Work to do ▸
Take the material and output all of it exactly.

Dataset records ▸

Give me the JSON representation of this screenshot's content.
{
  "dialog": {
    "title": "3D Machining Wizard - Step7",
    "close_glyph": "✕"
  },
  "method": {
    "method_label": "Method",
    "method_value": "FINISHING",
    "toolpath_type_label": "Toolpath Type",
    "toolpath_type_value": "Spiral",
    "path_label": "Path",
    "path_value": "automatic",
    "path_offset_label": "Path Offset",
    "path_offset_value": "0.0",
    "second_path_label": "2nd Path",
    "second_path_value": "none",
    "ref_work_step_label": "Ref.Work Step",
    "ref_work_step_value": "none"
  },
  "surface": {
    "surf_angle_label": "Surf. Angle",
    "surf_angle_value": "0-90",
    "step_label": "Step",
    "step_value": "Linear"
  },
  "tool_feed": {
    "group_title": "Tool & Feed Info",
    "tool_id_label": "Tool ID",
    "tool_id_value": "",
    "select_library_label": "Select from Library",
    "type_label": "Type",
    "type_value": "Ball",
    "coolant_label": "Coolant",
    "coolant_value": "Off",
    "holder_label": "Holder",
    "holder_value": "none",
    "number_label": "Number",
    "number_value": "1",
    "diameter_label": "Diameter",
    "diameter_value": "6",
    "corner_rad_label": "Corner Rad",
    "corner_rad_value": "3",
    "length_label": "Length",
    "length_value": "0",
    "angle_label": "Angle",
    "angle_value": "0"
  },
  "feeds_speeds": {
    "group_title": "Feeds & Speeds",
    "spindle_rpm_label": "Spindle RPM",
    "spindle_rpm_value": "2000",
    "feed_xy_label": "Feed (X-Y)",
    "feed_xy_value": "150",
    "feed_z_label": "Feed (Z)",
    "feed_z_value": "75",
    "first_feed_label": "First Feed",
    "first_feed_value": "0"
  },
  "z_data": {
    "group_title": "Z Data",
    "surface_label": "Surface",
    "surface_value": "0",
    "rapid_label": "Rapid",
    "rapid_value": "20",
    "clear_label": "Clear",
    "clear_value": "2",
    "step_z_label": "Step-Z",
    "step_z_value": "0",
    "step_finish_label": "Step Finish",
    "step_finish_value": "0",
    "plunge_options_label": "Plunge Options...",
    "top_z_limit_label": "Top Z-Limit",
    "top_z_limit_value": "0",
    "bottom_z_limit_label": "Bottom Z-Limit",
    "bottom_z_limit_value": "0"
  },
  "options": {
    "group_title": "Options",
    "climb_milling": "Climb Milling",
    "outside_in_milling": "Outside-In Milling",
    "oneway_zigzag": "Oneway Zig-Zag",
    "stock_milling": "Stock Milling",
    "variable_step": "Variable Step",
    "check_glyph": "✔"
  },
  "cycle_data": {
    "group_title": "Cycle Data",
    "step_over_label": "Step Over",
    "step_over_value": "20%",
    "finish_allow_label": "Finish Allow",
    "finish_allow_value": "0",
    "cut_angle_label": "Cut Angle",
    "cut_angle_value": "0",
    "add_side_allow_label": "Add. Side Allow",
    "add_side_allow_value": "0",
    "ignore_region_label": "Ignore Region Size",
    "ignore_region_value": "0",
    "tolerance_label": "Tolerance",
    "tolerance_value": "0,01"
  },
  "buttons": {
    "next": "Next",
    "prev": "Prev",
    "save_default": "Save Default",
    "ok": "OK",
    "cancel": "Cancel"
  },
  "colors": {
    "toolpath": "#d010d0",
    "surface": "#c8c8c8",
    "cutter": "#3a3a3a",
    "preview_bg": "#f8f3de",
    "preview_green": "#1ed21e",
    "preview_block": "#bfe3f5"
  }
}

Response for this exercise ▸
Give me the JSON representation of this screenshot's content.
{
  "dialog": {
    "title": "3D Machining Wizard - Step7",
    "close_glyph": "✕"
  },
  "method": {
    "method_label": "Method",
    "method_value": "FINISHING",
    "toolpath_type_label": "Toolpath Type",
    "toolpath_type_value": "Spiral",
    "path_label": "Path",
    "path_value": "automatic",
    "path_offset_label": "Path Offset",
    "path_offset_value": "0.0",
    "second_path_label": "2nd Path",
    "second_path_value": "none",
    "ref_work_step_label": "Ref.Work Step",
    "ref_work_step_value": "none"
  },
  "surface": {
    "surf_angle_label": "Surf. Angle",
    "surf_angle_value": "0-90",
    "step_label": "Step",
    "step_value": "Linear"
  },
  "tool_feed": {
    "group_title": "Tool & Feed Info",
    "tool_id_label": "Tool ID",
    "tool_id_value": "",
    "select_library_label": "Select from Library",
    "type_label": "Type",
    "type_value": "Ball",
    "coolant_label": "Coolant",
    "coolant_value": "Off",
    "holder_label": "Holder",
    "holder_value": "none",
    "number_label": "Number",
    "number_value": "1",
    "diameter_label": "Diameter",
    "diameter_value": "6",
    "corner_rad_label": "Corner Rad",
    "corner_rad_value": "3",
    "length_label": "Length",
    "length_value": "0",
    "angle_label": "Angle",
    "angle_value": "0"
  },
  "feeds_speeds": {
    "group_title": "Feeds & Speeds",
    "spindle_rpm_label": "Spindle RPM",
    "spindle_rpm_value": "2000",
    "feed_xy_label": "Feed (X-Y)",
    "feed_xy_value": "150",
    "feed_z_label": "Feed (Z)",
    "feed_z_value": "75",
    "first_feed_label": "First Feed",
    "first_feed_value": "0"
  },
  "z_data": {
    "group_title": "Z Data",
    "surface_label": "Surface",
    "surface_value": "0",
    "rapid_label": "Rapid",
    "rapid_value": "20",
    "clear_label": "Clear",
    "clear_value": "2",
    "step_z_label": "Step-Z",
    "step_z_value": "0",
    "step_finish_label": "Step Finish",
    "step_finish_value": "0",
    "plunge_options_label": "Plunge Options...",
    "top_z_limit_label": "Top Z-Limit",
    "top_z_limit_value": "0",
    "bottom_z_limit_label": "Bottom Z-Limit",
    "bottom_z_limit_value": "0"
  },
  "options": {
    "group_title": "Options",
    "climb_milling": "Climb Milling",
    "outside_in_milling": "Outside-In Milling",
    "oneway_zigzag": "Oneway Zig-Zag",
    "stock_milling": "Stock Milling",
    "variable_step": "Variable Step",
    "check_glyph": "✔"
  },
  "cycle_data": {
    "group_title": "Cycle Data",
    "step_over_label": "Step Over",
    "step_over_value": "20%",
    "finish_allow_label": "Finish Allow",
    "finish_allow_value": "0",
    "cut_angle_label": "Cut Angle",
    "cut_angle_value": "0",
    "add_side_allow_label": "Add. Side Allow",
    "add_side_allow_value": "0",
    "ignore_region_label": "Ignore Region Size",
    "ignore_region_value": "0",
    "tolerance_label": "Tolerance",
    "tolerance_value": "0,01"
  },
  "buttons": {
    "next": "Next",
    "prev": "Prev",
    "save_default": "Save Default",
    "ok": "OK",
    "cancel": "Cancel"
  },
  "colors": {
    "toolpath": "#d010d0",
    "surface": "#c8c8c8",
    "cutter": "#3a3a3a",
    "preview_bg": "#f8f3de",
    "preview_green": "#1ed21e",
    "preview_block": "#bfe3f5"
  }
}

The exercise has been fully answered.